Problem to work on: The answer must be one number: how many lines in the records below contain the string "beta".

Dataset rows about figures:
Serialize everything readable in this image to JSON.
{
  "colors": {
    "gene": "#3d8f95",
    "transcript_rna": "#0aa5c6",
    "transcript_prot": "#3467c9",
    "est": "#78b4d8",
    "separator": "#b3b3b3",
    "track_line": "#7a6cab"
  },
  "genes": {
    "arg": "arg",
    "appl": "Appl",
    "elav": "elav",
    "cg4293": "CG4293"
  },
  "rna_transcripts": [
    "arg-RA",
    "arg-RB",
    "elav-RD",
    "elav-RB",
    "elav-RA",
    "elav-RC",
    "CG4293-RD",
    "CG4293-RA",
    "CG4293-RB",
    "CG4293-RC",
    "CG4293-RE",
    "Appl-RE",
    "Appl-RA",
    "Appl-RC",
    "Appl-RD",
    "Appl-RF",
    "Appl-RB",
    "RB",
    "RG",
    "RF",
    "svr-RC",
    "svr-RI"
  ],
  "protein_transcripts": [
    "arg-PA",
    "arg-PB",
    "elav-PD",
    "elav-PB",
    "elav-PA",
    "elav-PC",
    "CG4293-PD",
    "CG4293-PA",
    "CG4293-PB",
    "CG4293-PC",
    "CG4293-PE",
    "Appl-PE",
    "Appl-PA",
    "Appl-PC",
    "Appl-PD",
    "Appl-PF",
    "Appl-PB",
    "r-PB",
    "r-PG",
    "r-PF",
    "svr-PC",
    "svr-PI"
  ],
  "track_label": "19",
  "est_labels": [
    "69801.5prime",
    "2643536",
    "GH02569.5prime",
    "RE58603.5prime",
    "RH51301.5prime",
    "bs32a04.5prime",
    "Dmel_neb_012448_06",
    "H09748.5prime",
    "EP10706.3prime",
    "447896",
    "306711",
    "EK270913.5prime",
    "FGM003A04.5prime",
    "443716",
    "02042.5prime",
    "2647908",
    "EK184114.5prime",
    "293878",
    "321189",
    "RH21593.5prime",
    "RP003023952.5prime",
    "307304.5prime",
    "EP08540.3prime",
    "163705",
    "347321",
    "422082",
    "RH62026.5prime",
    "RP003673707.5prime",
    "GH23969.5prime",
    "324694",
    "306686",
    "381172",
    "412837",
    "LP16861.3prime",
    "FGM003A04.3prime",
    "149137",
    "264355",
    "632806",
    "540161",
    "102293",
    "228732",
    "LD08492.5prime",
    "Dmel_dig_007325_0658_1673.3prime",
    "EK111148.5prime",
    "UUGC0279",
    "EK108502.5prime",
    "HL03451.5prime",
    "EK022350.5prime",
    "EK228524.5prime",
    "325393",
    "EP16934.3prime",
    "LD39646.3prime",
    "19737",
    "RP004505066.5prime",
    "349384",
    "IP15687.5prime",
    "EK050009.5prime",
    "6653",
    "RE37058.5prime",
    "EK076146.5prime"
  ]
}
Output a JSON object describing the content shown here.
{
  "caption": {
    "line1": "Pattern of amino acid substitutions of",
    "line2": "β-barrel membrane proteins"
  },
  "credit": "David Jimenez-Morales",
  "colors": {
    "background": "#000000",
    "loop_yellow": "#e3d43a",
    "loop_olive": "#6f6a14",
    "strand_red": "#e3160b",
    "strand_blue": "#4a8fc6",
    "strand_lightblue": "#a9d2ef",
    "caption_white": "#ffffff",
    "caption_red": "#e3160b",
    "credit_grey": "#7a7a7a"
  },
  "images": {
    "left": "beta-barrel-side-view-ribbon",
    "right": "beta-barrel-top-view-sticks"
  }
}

Your solution: 2